Word for word, please restate each record and pass over the pictures.

DATA SHOWN:

▼

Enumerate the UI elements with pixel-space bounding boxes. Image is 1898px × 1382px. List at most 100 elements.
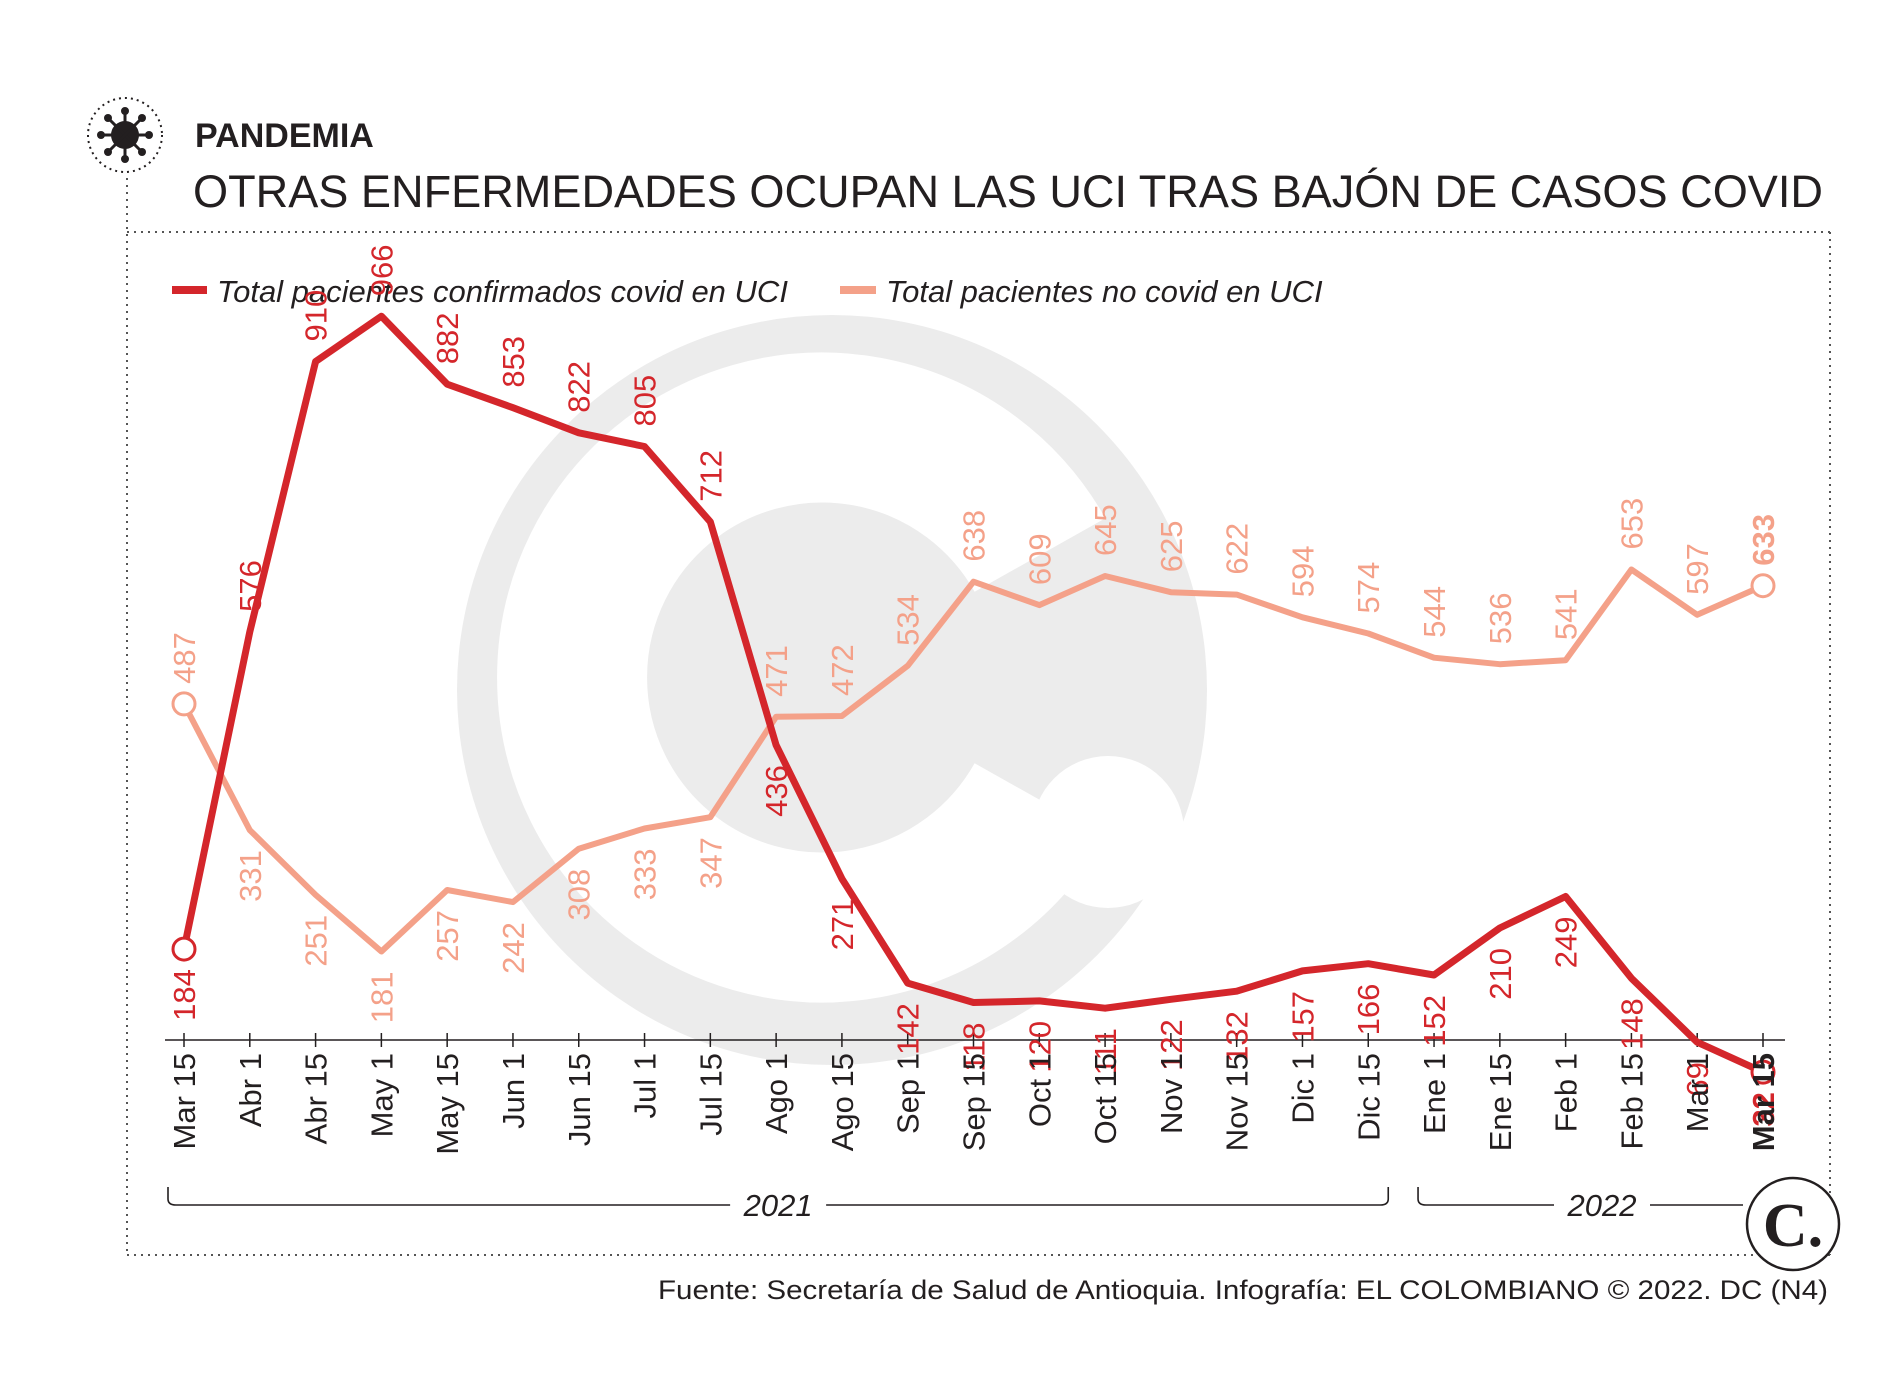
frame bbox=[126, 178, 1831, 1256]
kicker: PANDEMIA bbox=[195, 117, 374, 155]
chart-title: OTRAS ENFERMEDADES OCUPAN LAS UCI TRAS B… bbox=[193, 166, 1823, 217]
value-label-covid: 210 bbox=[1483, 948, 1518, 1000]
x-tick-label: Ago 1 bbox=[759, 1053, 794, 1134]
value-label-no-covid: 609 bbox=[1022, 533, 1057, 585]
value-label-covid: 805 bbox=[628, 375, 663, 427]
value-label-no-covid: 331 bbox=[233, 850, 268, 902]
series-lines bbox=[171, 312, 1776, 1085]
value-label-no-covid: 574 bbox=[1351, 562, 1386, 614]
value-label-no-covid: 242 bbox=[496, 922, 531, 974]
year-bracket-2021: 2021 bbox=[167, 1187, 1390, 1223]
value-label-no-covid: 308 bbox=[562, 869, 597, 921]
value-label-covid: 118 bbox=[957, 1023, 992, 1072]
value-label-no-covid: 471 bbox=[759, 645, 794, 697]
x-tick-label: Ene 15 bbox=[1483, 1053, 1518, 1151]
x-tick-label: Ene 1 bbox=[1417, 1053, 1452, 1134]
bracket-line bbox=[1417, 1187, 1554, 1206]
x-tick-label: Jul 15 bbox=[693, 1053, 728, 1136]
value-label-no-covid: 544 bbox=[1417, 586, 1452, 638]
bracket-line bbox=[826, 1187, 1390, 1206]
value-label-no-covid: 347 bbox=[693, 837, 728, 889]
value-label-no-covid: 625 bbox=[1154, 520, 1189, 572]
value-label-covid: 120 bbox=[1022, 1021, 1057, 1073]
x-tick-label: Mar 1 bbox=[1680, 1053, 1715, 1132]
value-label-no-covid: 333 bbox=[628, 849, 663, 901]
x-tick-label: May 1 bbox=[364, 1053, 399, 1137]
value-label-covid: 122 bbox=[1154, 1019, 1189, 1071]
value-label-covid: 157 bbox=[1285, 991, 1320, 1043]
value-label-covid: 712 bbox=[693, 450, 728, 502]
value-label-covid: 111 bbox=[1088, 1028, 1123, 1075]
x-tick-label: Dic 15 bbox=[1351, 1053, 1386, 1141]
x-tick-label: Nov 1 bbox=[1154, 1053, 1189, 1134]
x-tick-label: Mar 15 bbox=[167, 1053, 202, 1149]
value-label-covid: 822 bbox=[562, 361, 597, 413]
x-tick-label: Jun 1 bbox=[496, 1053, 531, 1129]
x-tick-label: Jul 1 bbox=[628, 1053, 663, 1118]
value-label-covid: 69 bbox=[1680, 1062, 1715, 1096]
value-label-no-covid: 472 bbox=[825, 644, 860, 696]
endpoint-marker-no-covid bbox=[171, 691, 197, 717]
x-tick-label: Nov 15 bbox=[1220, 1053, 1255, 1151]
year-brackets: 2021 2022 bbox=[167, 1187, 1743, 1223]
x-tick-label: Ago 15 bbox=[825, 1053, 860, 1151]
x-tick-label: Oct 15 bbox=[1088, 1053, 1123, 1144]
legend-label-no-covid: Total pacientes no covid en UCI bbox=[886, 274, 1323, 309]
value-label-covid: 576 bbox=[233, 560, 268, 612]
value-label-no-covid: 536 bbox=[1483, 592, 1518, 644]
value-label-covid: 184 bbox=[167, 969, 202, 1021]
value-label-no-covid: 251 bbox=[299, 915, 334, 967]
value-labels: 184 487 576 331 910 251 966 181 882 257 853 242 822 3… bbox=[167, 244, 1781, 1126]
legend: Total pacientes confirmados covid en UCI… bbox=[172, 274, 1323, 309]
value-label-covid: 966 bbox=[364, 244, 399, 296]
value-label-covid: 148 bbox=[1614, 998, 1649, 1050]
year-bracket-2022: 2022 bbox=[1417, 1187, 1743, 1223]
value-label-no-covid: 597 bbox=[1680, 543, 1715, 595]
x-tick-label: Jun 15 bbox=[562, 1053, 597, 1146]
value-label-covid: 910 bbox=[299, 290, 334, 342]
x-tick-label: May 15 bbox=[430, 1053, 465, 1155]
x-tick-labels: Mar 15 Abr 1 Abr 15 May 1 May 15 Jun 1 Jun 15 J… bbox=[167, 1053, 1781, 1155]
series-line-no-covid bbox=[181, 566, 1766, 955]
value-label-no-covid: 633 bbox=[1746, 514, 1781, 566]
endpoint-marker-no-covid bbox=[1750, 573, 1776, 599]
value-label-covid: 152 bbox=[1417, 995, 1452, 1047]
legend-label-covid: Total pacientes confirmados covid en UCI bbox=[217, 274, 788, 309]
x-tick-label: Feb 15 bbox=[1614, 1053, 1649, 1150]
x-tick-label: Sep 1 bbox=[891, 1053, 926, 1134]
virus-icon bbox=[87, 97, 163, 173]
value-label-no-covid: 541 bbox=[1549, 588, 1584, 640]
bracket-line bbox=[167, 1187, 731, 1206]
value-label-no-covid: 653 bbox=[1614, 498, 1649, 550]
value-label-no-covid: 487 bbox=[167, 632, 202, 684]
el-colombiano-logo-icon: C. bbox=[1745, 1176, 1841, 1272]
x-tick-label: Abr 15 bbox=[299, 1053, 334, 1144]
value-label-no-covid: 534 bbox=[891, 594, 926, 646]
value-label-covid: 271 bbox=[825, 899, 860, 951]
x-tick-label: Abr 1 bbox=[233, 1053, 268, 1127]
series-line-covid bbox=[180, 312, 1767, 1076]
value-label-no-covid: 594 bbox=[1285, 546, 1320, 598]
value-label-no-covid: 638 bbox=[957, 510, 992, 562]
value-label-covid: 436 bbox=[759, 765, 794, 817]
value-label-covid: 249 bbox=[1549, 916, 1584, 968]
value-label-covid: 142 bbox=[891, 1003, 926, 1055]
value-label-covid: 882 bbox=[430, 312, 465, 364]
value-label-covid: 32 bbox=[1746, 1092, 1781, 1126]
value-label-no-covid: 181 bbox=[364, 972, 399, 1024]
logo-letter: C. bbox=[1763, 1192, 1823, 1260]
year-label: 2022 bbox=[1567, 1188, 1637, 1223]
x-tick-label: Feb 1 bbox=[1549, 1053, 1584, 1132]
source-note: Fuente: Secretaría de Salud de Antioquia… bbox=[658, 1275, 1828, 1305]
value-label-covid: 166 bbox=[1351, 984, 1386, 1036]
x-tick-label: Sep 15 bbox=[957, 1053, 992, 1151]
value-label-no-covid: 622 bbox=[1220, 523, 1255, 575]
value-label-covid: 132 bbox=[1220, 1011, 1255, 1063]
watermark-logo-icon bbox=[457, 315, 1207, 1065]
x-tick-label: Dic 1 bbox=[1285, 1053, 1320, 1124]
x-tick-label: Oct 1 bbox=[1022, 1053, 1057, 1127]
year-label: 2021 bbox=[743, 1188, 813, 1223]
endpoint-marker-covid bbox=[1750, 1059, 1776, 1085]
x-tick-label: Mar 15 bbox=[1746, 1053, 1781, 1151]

▲

EXERCISE RESPONSE:
Enumerate the UI elements with pixel-space bounding boxes. Image is 1898px × 1382px. List at most 100 elements.
frame bbox=[126, 178, 1831, 1256]
kicker: PANDEMIA bbox=[195, 117, 374, 155]
chart-title: OTRAS ENFERMEDADES OCUPAN LAS UCI TRAS B… bbox=[193, 166, 1823, 217]
value-label-covid: 210 bbox=[1483, 948, 1518, 1000]
x-tick-label: Ago 1 bbox=[759, 1053, 794, 1134]
value-label-no-covid: 609 bbox=[1022, 533, 1057, 585]
value-label-covid: 805 bbox=[628, 375, 663, 427]
value-label-no-covid: 331 bbox=[233, 850, 268, 902]
series-lines bbox=[171, 312, 1776, 1085]
value-label-no-covid: 574 bbox=[1351, 562, 1386, 614]
value-label-no-covid: 242 bbox=[496, 922, 531, 974]
year-bracket-2021: 2021 bbox=[167, 1187, 1390, 1223]
value-label-no-covid: 308 bbox=[562, 869, 597, 921]
value-label-covid: 118 bbox=[957, 1023, 992, 1072]
value-label-no-covid: 471 bbox=[759, 645, 794, 697]
x-tick-label: Ene 15 bbox=[1483, 1053, 1518, 1151]
x-tick-label: Ene 1 bbox=[1417, 1053, 1452, 1134]
bracket-line bbox=[1417, 1187, 1554, 1206]
x-tick-label: Jul 15 bbox=[693, 1053, 728, 1136]
value-label-no-covid: 544 bbox=[1417, 586, 1452, 638]
bracket-line bbox=[826, 1187, 1390, 1206]
value-label-no-covid: 347 bbox=[693, 837, 728, 889]
value-label-no-covid: 625 bbox=[1154, 520, 1189, 572]
value-label-covid: 120 bbox=[1022, 1021, 1057, 1073]
x-tick-label: Mar 1 bbox=[1680, 1053, 1715, 1132]
value-label-no-covid: 333 bbox=[628, 849, 663, 901]
x-tick-label: May 1 bbox=[364, 1053, 399, 1137]
value-label-covid: 122 bbox=[1154, 1019, 1189, 1071]
value-label-covid: 157 bbox=[1285, 991, 1320, 1043]
value-label-covid: 712 bbox=[693, 450, 728, 502]
value-label-covid: 111 bbox=[1088, 1028, 1123, 1075]
x-tick-label: Dic 15 bbox=[1351, 1053, 1386, 1141]
x-tick-label: Nov 1 bbox=[1154, 1053, 1189, 1134]
x-tick-label: Mar 15 bbox=[167, 1053, 202, 1149]
value-label-covid: 822 bbox=[562, 361, 597, 413]
x-tick-label: Jun 1 bbox=[496, 1053, 531, 1129]
x-tick-label: Jul 1 bbox=[628, 1053, 663, 1118]
value-label-covid: 69 bbox=[1680, 1062, 1715, 1096]
value-label-no-covid: 472 bbox=[825, 644, 860, 696]
endpoint-marker-no-covid bbox=[171, 691, 197, 717]
x-tick-label: Nov 15 bbox=[1220, 1053, 1255, 1151]
year-brackets: 2021 2022 bbox=[167, 1187, 1743, 1223]
x-tick-label: Ago 15 bbox=[825, 1053, 860, 1151]
x-tick-label: Oct 15 bbox=[1088, 1053, 1123, 1144]
legend-label-no-covid: Total pacientes no covid en UCI bbox=[886, 274, 1323, 309]
value-label-covid: 576 bbox=[233, 560, 268, 612]
value-label-no-covid: 536 bbox=[1483, 592, 1518, 644]
value-label-covid: 184 bbox=[167, 969, 202, 1021]
value-label-no-covid: 251 bbox=[299, 915, 334, 967]
value-labels: 184 487 576 331 910 251 966 181 882 257 853 242 822 3… bbox=[167, 244, 1781, 1126]
legend: Total pacientes confirmados covid en UCI… bbox=[172, 274, 1323, 309]
value-label-covid: 966 bbox=[364, 244, 399, 296]
value-label-covid: 148 bbox=[1614, 998, 1649, 1050]
year-bracket-2022: 2022 bbox=[1417, 1187, 1743, 1223]
value-label-no-covid: 597 bbox=[1680, 543, 1715, 595]
x-tick-label: Jun 15 bbox=[562, 1053, 597, 1146]
value-label-covid: 910 bbox=[299, 290, 334, 342]
x-tick-label: May 15 bbox=[430, 1053, 465, 1155]
x-tick-labels: Mar 15 Abr 1 Abr 15 May 1 May 15 Jun 1 Jun 15 J… bbox=[167, 1053, 1781, 1155]
series-line-no-covid bbox=[181, 566, 1766, 955]
value-label-no-covid: 633 bbox=[1746, 514, 1781, 566]
endpoint-marker-no-covid bbox=[1750, 573, 1776, 599]
value-label-covid: 152 bbox=[1417, 995, 1452, 1047]
legend-label-covid: Total pacientes confirmados covid en UCI bbox=[217, 274, 788, 309]
x-tick-label: Feb 15 bbox=[1614, 1053, 1649, 1150]
x-tick-label: Sep 1 bbox=[891, 1053, 926, 1134]
virus-icon bbox=[87, 97, 163, 173]
value-label-no-covid: 541 bbox=[1549, 588, 1584, 640]
bracket-line bbox=[167, 1187, 731, 1206]
value-label-no-covid: 653 bbox=[1614, 498, 1649, 550]
value-label-no-covid: 487 bbox=[167, 632, 202, 684]
el-colombiano-logo-icon: C. bbox=[1745, 1176, 1841, 1272]
x-tick-label: Abr 15 bbox=[299, 1053, 334, 1144]
value-label-no-covid: 534 bbox=[891, 594, 926, 646]
value-label-covid: 271 bbox=[825, 899, 860, 951]
x-tick-label: Abr 1 bbox=[233, 1053, 268, 1127]
series-line-covid bbox=[180, 312, 1767, 1076]
value-label-no-covid: 594 bbox=[1285, 546, 1320, 598]
value-label-no-covid: 638 bbox=[957, 510, 992, 562]
value-label-covid: 436 bbox=[759, 765, 794, 817]
value-label-covid: 249 bbox=[1549, 916, 1584, 968]
value-label-covid: 142 bbox=[891, 1003, 926, 1055]
value-label-covid: 882 bbox=[430, 312, 465, 364]
value-label-covid: 32 bbox=[1746, 1092, 1781, 1126]
value-label-no-covid: 181 bbox=[364, 972, 399, 1024]
logo-letter: C. bbox=[1763, 1192, 1823, 1260]
year-label: 2022 bbox=[1567, 1188, 1637, 1223]
x-tick-label: Feb 1 bbox=[1549, 1053, 1584, 1132]
source-note: Fuente: Secretaría de Salud de Antioquia… bbox=[658, 1275, 1828, 1305]
value-label-covid: 166 bbox=[1351, 984, 1386, 1036]
x-tick-label: Sep 15 bbox=[957, 1053, 992, 1151]
value-label-no-covid: 622 bbox=[1220, 523, 1255, 575]
value-label-covid: 132 bbox=[1220, 1011, 1255, 1063]
watermark-logo-icon bbox=[457, 315, 1207, 1065]
x-tick-label: Dic 1 bbox=[1285, 1053, 1320, 1124]
x-tick-label: Oct 1 bbox=[1022, 1053, 1057, 1127]
year-label: 2021 bbox=[743, 1188, 813, 1223]
endpoint-marker-covid bbox=[1750, 1059, 1776, 1085]
x-tick-label: Mar 15 bbox=[1746, 1053, 1781, 1151]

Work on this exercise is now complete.